__Page text__.
The main user-facing part of the library described in this paper, is the function template std::scan, the input counterpart of std::format. The signature of std::scan is as follows:

template <class... Args, scannable-range<char> Range>
auto scan(Range&& range, scan_format_string<Range, Args...> fmt)
  -> expected<scan_result<borrowed-tail-subrange-t<Range>, Args...>, scan_error>;

template <class... Args, scannable-range<wchar_t> Range>
auto scan(Range&& range, wscan_format_string<Range, Args...> fmt)
  -> expected<scan_result<borrowed-tail-subrange-t<Range>, Args...>, scan_error>;

std::scan reads values of type Args... from the range it’s given, according to the instructions given to it in the format string, fmt. std::scan returns a std::expected, containing either a scan_result, or a scan_error. The scan_result object contains a subrange pointing to the unparsed input, and a tuple of Args..., containing the scanned values.

4.1.1. Naming of the function `scan`

The proposed name for the function std::scan has caused some dissent, namely in the FP and HPC circles. They argue, that scan is the name of an algorithm, which is also already in the standard library, in the form of std::inclusive_scan and std::exclusive_scan: Wikipedia: Prefix sum cppreference.com: std::inclusive_scan.

However, the aforementioned algorithm doesn’t have exclusive ownership of the name scan. scan is an extremely common name for the operation proposed in this paper, and has very long-standing precendent in the C and C++ standard libraries in the form of the scanf family of functions.

An alternative often thrown around is the name parse. There are two problems with that name:

parse is a larger land-grab than scan, and is potentially misleading. The facility proposed in this paper is NOT a parser combinator library, but something closer to a scanf replacement, with a more limited scope.

__Directives__.
**a)** Write out the part of the std::scan text that runs from "template <class... Args, scannable-range<char>" to "wscan_format_string<Range, Args...> fmt)", word for word.
**b)** In the std::scan text, which two standard library functions are named as already using the name scan?

__Information supplied__.
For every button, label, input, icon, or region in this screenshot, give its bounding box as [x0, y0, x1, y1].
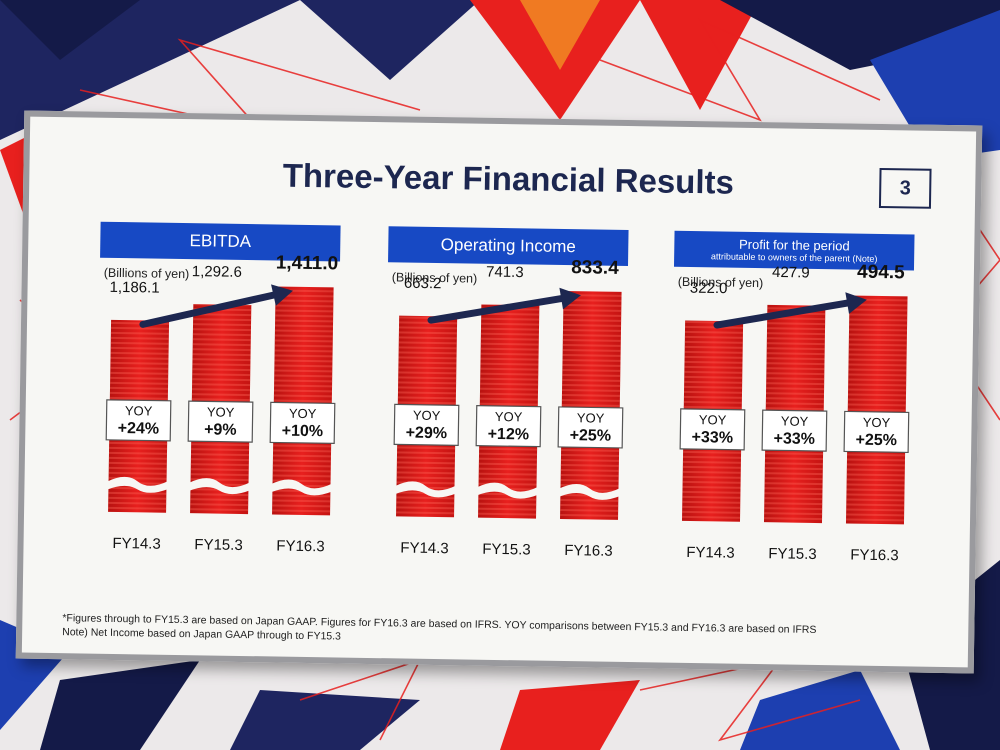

__Full answers__.
**a)**
template <class... Args, scannable-range<char> Range>
auto scan(Range&& range, scan_format_string<Range, Args...> fmt)
  -> expected<scan_result<borrowed-tail-subrange-t<Range>, Args...>, scan_error>;

template <class... Args, scannable-range<wchar_t> Range>
auto scan(Range&& range, wscan_format_string<Range, Args...> fmt)

**b)** std::inclusive_scan and std::exclusive_scan